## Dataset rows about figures
================================
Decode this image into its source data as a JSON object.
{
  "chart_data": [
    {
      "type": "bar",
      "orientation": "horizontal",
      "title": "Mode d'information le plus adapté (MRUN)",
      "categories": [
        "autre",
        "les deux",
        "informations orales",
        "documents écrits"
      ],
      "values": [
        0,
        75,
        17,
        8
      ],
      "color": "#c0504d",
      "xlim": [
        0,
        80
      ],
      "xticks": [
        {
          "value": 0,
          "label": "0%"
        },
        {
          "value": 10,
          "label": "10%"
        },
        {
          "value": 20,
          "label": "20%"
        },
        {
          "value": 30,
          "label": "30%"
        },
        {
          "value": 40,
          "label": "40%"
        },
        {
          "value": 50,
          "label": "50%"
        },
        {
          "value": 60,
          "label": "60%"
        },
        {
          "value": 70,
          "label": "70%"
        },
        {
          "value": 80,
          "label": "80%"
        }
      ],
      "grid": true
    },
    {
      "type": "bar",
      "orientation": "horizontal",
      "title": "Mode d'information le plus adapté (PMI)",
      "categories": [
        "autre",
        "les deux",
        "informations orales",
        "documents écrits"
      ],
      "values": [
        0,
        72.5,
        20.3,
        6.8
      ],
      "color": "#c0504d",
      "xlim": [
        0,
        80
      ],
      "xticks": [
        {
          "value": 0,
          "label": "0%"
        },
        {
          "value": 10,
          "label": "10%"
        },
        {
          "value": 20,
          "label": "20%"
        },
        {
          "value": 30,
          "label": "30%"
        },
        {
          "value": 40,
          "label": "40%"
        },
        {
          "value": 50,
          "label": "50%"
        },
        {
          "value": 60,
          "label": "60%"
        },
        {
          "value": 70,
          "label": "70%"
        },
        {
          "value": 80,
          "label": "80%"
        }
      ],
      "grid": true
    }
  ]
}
================================
## Exercise description
In the records above, find each line that holds the word "plus"; copy all such lines.

## Answer for the task
      "title": "Mode d'information le plus adapté (MRUN)",
      "title": "Mode d'information le plus adapté (PMI)",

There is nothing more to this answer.